[Vorliegender Text]:
((

Der feministische Traum von der gerechten Gesellschaft

04.09.1995

Der Traum von einer gerechten Gesellschaft.

Keiko Ochiai, japanische Feministin und Geschaeftsfrau, kaempft fuer Menschenrechte und Gleichberechtigung.


"Fuenfzig Jahre sind seit dem Ende des Krieges vergangen - diese fuenfzig Jahre sind mein Leben" sagt die zierliche Frau mit der Igelfrisur und lacht. Sie weiss, dass man es ihr nicht ansieht, dass sie bereits ein halbes Jahrhundert alt ist. Keiko Ochiai ist in Japan eine bekannte Figur. Die streitbare Feministin tritt oft im Fernsehen auf, besitzt einen grossen Kinder- und Frauenbuchladen und ein Bio-Restaurant.

))

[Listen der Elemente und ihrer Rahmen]
((

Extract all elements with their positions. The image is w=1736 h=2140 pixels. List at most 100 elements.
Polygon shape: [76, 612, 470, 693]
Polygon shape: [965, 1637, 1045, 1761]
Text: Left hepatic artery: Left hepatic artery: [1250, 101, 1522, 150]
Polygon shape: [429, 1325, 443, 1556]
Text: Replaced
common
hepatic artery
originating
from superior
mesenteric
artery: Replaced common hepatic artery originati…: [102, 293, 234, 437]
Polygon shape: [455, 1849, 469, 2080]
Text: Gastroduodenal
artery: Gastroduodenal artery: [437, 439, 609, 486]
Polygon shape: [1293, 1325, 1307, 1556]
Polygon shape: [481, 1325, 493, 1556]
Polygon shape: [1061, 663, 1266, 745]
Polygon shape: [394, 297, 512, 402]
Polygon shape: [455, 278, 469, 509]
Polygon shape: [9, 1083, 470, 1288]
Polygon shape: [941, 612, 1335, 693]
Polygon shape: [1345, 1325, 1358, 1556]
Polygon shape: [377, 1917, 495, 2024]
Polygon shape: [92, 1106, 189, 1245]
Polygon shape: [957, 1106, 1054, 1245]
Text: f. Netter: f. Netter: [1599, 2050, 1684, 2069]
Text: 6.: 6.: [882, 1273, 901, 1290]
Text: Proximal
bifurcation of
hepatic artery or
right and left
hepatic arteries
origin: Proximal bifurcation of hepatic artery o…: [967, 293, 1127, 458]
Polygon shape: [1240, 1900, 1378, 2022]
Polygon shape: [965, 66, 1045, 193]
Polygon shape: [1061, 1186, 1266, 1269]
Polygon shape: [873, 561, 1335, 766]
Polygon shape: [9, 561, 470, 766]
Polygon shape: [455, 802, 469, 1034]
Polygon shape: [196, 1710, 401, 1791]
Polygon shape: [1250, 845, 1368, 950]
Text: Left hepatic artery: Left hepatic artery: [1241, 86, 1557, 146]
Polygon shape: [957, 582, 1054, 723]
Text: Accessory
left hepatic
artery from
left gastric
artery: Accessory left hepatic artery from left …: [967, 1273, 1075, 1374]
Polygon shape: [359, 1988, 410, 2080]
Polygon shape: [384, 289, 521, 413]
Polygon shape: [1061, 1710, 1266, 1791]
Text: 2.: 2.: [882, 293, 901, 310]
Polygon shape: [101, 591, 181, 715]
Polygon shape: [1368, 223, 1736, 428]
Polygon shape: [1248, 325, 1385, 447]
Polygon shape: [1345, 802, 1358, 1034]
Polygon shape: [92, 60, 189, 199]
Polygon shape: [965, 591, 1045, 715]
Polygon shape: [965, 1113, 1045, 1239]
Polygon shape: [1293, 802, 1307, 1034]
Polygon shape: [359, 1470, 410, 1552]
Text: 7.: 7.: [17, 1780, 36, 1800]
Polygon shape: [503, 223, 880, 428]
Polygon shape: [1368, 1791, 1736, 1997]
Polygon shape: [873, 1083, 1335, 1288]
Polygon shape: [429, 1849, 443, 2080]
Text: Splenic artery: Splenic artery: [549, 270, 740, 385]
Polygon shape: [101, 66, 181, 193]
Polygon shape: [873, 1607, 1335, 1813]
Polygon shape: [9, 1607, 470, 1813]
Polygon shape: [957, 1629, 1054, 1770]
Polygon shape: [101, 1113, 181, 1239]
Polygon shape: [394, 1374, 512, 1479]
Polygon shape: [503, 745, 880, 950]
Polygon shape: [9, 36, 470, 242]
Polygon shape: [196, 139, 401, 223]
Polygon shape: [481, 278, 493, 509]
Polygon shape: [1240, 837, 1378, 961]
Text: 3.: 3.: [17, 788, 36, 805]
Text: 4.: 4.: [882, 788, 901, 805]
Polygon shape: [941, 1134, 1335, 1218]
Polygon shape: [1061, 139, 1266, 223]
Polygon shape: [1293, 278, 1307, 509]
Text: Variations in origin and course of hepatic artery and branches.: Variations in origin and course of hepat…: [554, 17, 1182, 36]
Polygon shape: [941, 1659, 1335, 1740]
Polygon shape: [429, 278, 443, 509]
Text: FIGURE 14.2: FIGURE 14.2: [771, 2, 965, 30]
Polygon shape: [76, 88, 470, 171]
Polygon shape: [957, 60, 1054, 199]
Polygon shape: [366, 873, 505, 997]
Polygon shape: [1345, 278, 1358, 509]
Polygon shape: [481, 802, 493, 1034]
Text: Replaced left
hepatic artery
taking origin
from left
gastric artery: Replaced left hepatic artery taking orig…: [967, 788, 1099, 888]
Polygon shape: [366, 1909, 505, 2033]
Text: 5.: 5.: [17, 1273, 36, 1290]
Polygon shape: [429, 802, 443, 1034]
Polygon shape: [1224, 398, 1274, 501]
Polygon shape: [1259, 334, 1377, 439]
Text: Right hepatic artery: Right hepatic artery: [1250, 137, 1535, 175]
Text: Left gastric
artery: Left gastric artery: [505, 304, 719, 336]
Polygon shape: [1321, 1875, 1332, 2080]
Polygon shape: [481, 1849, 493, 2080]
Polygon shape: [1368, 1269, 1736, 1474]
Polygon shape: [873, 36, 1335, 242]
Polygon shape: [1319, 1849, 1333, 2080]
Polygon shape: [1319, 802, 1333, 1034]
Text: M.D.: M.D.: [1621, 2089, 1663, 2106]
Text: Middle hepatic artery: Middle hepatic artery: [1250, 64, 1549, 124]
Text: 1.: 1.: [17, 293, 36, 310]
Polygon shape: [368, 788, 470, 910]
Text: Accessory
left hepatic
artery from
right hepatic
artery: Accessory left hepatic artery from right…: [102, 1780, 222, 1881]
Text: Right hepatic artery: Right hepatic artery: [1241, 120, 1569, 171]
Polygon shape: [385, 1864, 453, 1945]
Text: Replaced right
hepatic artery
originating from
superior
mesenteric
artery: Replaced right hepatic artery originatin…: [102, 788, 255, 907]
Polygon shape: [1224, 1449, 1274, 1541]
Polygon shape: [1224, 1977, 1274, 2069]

))

[Aufgabenbeschreibung]: Schreiben Sie aus dem Artikel über Keiko Ochiai den Abschnitt von „Der Traum von“ bis „Menschenrechte und Gleichberechtigung.“ wortgetreu ab. Die Datensätze stammen aus einer anderen Quelle als der Artikel über Keiko Ochiai.

[Lösung]:
Der Traum von einer gerechten Gesellschaft.

Keiko Ochiai, japanische Feministin und Geschaeftsfrau, kaempft fuer Menschenrechte und Gleichberechtigung.